Task to carry out: Select all lines with the string "true" in them, and copy those lines.

--- Provided data ---

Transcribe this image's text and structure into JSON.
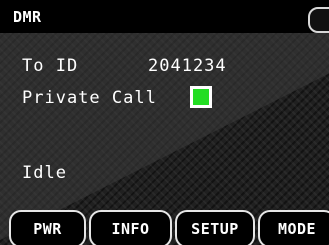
{
  "status_bar": {
    "mode": "DMR"
  },
  "call": {
    "to_id_label": "To ID",
    "to_id_value": "2041234",
    "private_label": "Private Call",
    "private_enabled": true,
    "private_color": "#22dd22",
    "status": "Idle"
  },
  "softkeys": {
    "pwr": "PWR",
    "info": "INFO",
    "setup": "SETUP",
    "mode": "MODE"
  }
}
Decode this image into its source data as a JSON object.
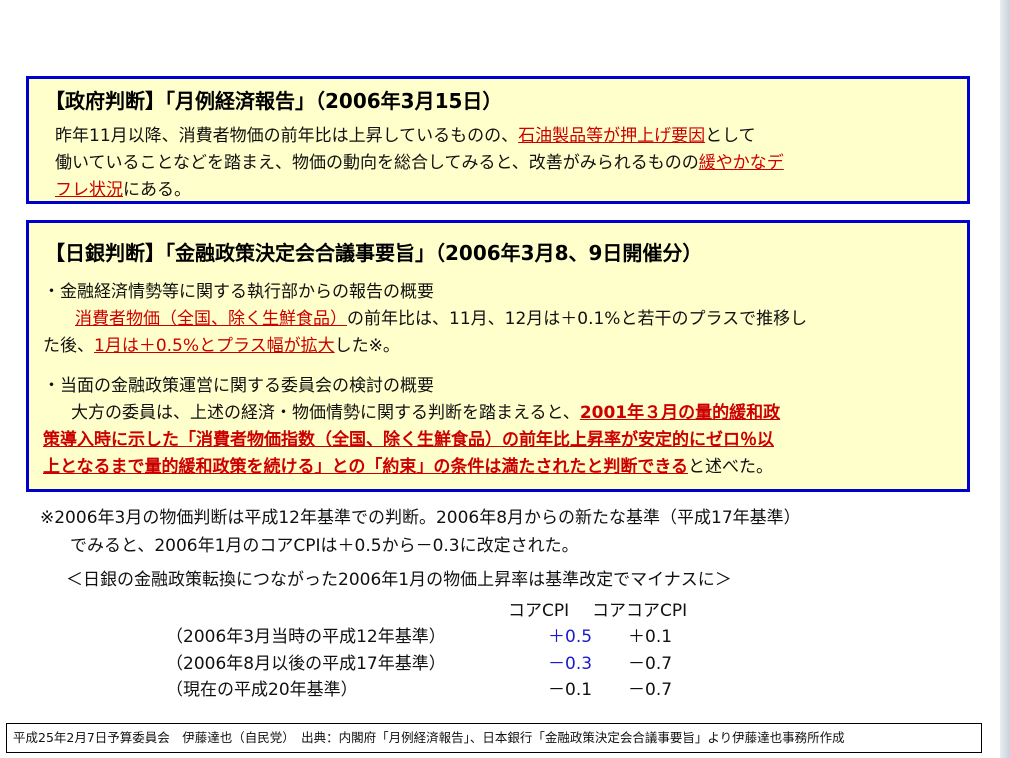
{
  "box1": {
    "title": "【政府判断】「月例経済報告」（2006年3月15日）",
    "l1a": "昨年11月以降、消費者物価の前年比は上昇しているものの、",
    "l1b": "石油製品等が押上げ要因",
    "l1c": "として",
    "l2a": "働いていることなどを踏まえ、物価の動向を総合してみると、改善がみられるものの",
    "l2b": "緩やかなデ",
    "l3a": "フレ状況",
    "l3b": "にある。"
  },
  "box2": {
    "title": "【日銀判断】「金融政策決定会合議事要旨」（2006年3月8、9日開催分）",
    "s1_head": "・金融経済情勢等に関する執行部からの報告の概要",
    "s1_l1a": "消費者物価（全国、除く生鮮食品）",
    "s1_l1b": "の前年比は、11月、12月は＋0.1%と若干のプラスで推移し",
    "s1_l2a": "た後、",
    "s1_l2b": "1月は＋0.5%とプラス幅が拡大",
    "s1_l2c": "した※。",
    "s2_head": "・当面の金融政策運営に関する委員会の検討の概要",
    "s2_l1a": "大方の委員は、上述の経済・物価情勢に関する判断を踏まえると、",
    "s2_l1b": "2001年３月の量的緩和政",
    "s2_l2": "策導入時に示した「消費者物価指数（全国、除く生鮮食品）の前年比上昇率が安定的にゼロ％以",
    "s2_l3a": "上となるまで量的緩和政策を続ける」との「約束」の条件は満たされたと判断できる",
    "s2_l3b": "と述べた。"
  },
  "note": {
    "l1": "※2006年3月の物価判断は平成12年基準での判断。2006年8月からの新たな基準（平成17年基準）",
    "l2": "でみると、2006年1月のコアCPIは＋0.5から－0.3に改定された。",
    "heading": "＜日銀の金融政策転換につながった2006年1月の物価上昇率は基準改定でマイナスに＞"
  },
  "table": {
    "headers": [
      "コアCPI",
      "コアコアCPI"
    ],
    "rows": [
      {
        "label": "（2006年3月当時の平成12年基準）",
        "core": "＋0.5",
        "corecore": "＋0.1"
      },
      {
        "label": "（2006年8月以後の平成17年基準）",
        "core": "－0.3",
        "corecore": "－0.7"
      },
      {
        "label": "（現在の平成20年基準）",
        "core": "－0.1",
        "corecore": "－0.7"
      }
    ]
  },
  "footer": "平成25年2月7日予算委員会　伊藤達也（自民党）　出典：内閣府「月例経済報告」、日本銀行「金融政策決定会合議事要旨」より伊藤達也事務所作成",
  "colors": {
    "accent_red": "#cc0000",
    "border_blue": "#0000cc",
    "box_fill": "#ffffcc",
    "value_blue": "#1a1acc"
  }
}
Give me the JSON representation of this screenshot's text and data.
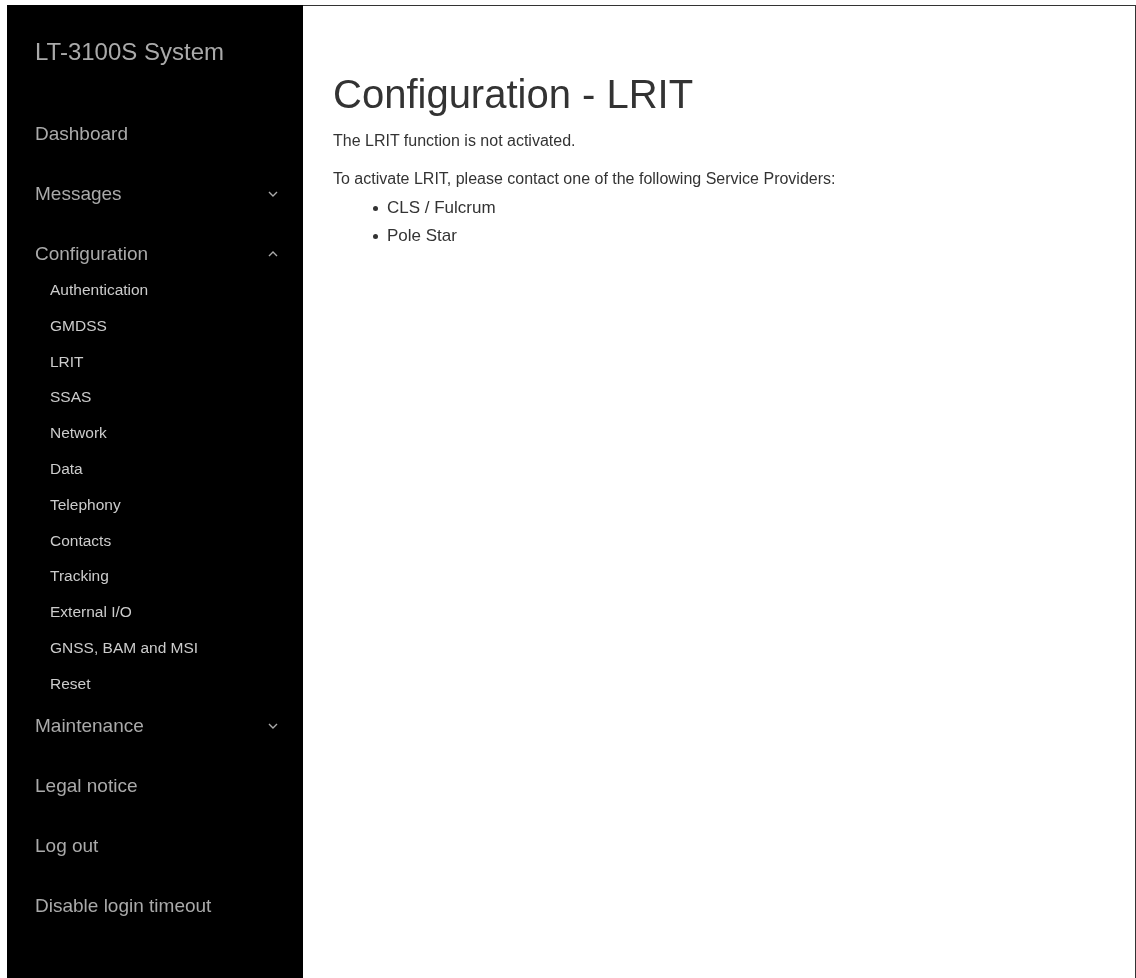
{
  "sidebar": {
    "title": "LT-3100S System",
    "items": [
      {
        "label": "Dashboard"
      },
      {
        "label": "Messages",
        "expanded": false
      },
      {
        "label": "Configuration",
        "expanded": true,
        "children": [
          {
            "label": "Authentication"
          },
          {
            "label": "GMDSS"
          },
          {
            "label": "LRIT"
          },
          {
            "label": "SSAS"
          },
          {
            "label": "Network"
          },
          {
            "label": "Data"
          },
          {
            "label": "Telephony"
          },
          {
            "label": "Contacts"
          },
          {
            "label": "Tracking"
          },
          {
            "label": "External I/O"
          },
          {
            "label": "GNSS, BAM and MSI"
          },
          {
            "label": "Reset"
          }
        ]
      },
      {
        "label": "Maintenance",
        "expanded": false
      },
      {
        "label": "Legal notice"
      },
      {
        "label": "Log out"
      },
      {
        "label": "Disable login timeout"
      }
    ]
  },
  "main": {
    "heading": "Configuration - LRIT",
    "paragraphs": [
      "The LRIT function is not activated.",
      "To activate LRIT, please contact one of the following Service Providers:"
    ],
    "providers": [
      "CLS / Fulcrum",
      "Pole Star"
    ]
  }
}
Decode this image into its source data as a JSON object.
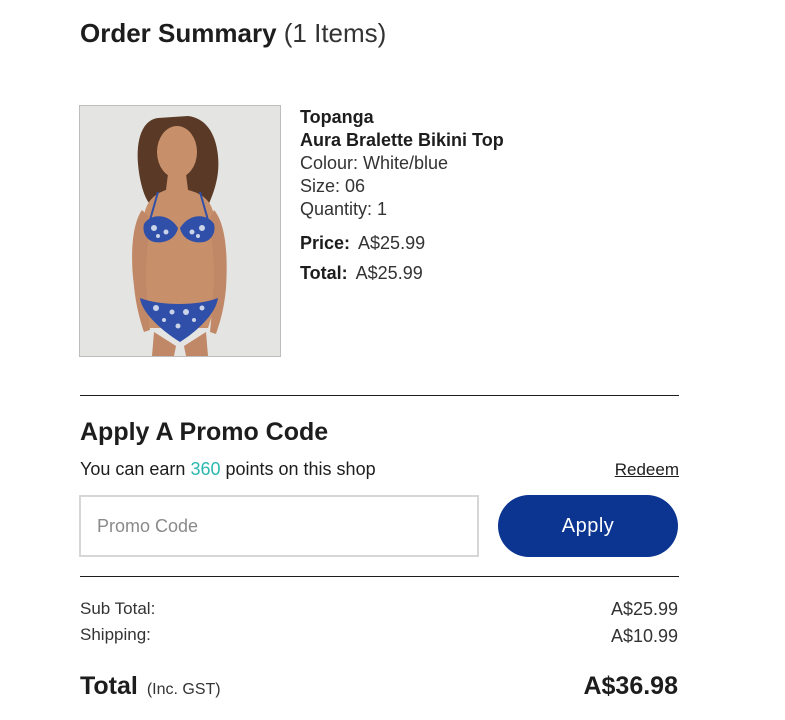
{
  "order_summary": {
    "title": "Order Summary",
    "items_count": "(1 Items)"
  },
  "product": {
    "image_icon": "product-photo-bikini",
    "brand": "Topanga",
    "name": "Aura Bralette Bikini Top",
    "colour": "Colour: White/blue",
    "size": "Size: 06",
    "quantity": "Quantity: 1",
    "price_label": "Price:",
    "price_value": "A$25.99",
    "total_label": "Total:",
    "total_value": "A$25.99"
  },
  "promo": {
    "heading": "Apply A Promo Code",
    "earn_prefix": "You can earn ",
    "earn_points": "360",
    "earn_suffix": " points on this shop",
    "redeem_label": "Redeem",
    "input_placeholder": "Promo Code",
    "input_value": "",
    "apply_label": "Apply",
    "accent_color": "#2cb8b0",
    "button_color": "#0b3590"
  },
  "totals": {
    "subtotal_label": "Sub Total:",
    "subtotal_value": "A$25.99",
    "shipping_label": "Shipping:",
    "shipping_value": "A$10.99",
    "total_label": "Total",
    "total_note": "(Inc. GST)",
    "total_value": "A$36.98"
  }
}
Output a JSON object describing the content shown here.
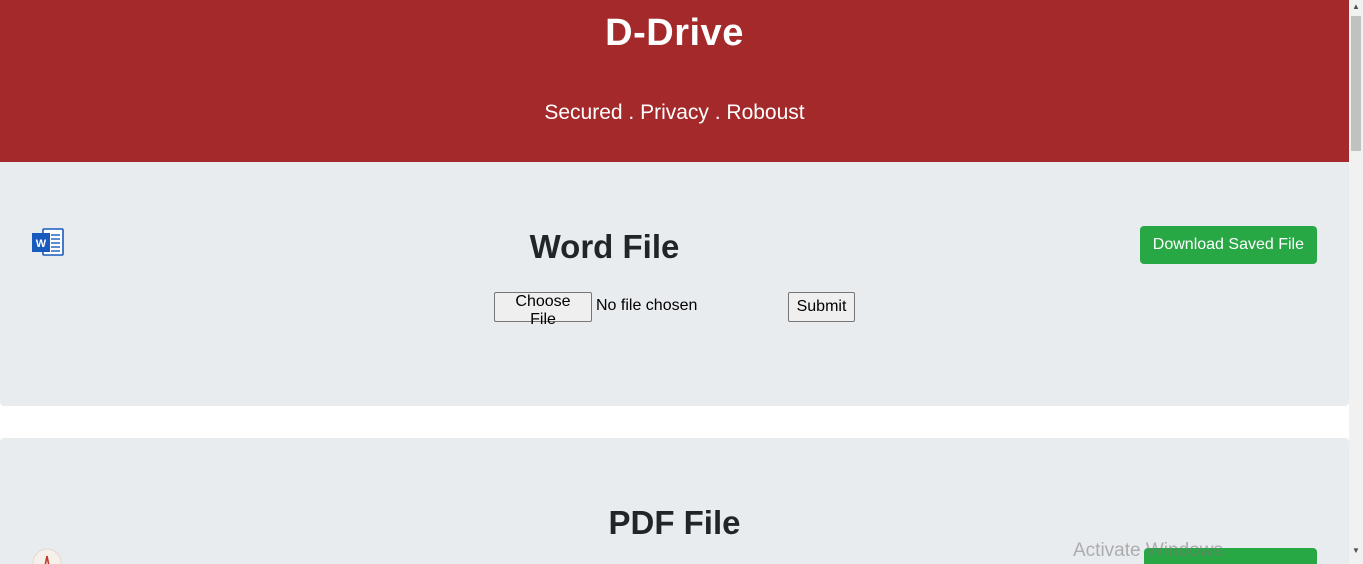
{
  "header": {
    "title": "D-Drive",
    "tagline": "Secured . Privacy . Roboust"
  },
  "word_card": {
    "heading": "Word File",
    "icon": "word-doc-icon",
    "download_label": "Download Saved File",
    "choose_file_label": "Choose File",
    "file_status": "No file chosen",
    "submit_label": "Submit"
  },
  "pdf_card": {
    "heading": "PDF File",
    "icon": "pdf-doc-icon"
  },
  "overlay": {
    "watermark": "Activate Windows"
  },
  "colors": {
    "header_bg": "#a4292a",
    "card_bg": "#e9ecef",
    "download_button": "#28a745",
    "word_icon": "#185abd"
  }
}
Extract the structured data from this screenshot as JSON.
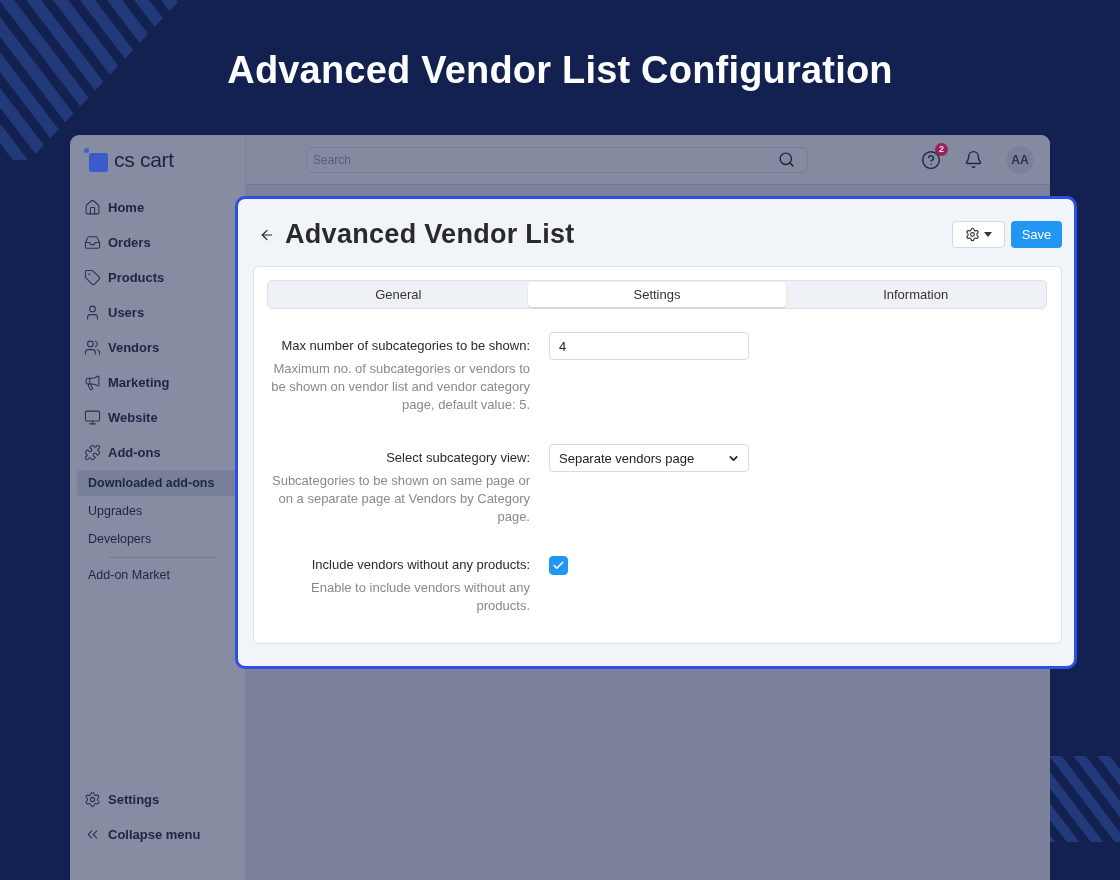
{
  "heading": "Advanced Vendor List Configuration",
  "sidebar": {
    "logo": "cs cart",
    "items": [
      {
        "label": "Home",
        "selected": false
      },
      {
        "label": "Orders",
        "selected": false
      },
      {
        "label": "Products",
        "selected": false
      },
      {
        "label": "Users",
        "selected": false
      },
      {
        "label": "Vendors",
        "selected": false
      },
      {
        "label": "Marketing",
        "selected": false
      },
      {
        "label": "Website",
        "selected": false
      },
      {
        "label": "Add-ons",
        "selected": false,
        "children": [
          {
            "label": "Downloaded add-ons",
            "selected": true,
            "separated": false
          },
          {
            "label": "Upgrades",
            "selected": false,
            "separated": false
          },
          {
            "label": "Developers",
            "selected": false,
            "separated": false
          },
          {
            "label": "Add-on Market",
            "selected": false,
            "separated": true
          }
        ]
      }
    ],
    "footer": [
      {
        "label": "Settings"
      },
      {
        "label": "Collapse menu"
      }
    ]
  },
  "top_bar": {
    "search": {
      "placeholder": "Search"
    },
    "help_badge": "2",
    "avatar": "AA"
  },
  "modal": {
    "title": "Advanced Vendor List",
    "save_button": "Save",
    "tabs": [
      {
        "label": "General",
        "selected": false
      },
      {
        "label": "Settings",
        "selected": true
      },
      {
        "label": "Information",
        "selected": false
      }
    ],
    "settings": [
      {
        "kind": "input",
        "label": "Max number of subcategories to be shown:",
        "description": "Maximum no. of subcategories or vendors to be shown on vendor list and vendor category page, default value: 5.",
        "value": "4"
      },
      {
        "kind": "select",
        "label": "Select subcategory view:",
        "description": "Subcategories to be shown on same page or on a separate page at Vendors by Category page.",
        "value": "Separate vendors page"
      },
      {
        "kind": "checkbox",
        "label": "Include vendors without any products:",
        "description": "Enable to include vendors without any products.",
        "checked": true
      }
    ]
  }
}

---

Complete response:
    "private_enabled": true,
        "expanded": true,
            "selected": true,
            "separated": true
        "selected": true
        "checked": true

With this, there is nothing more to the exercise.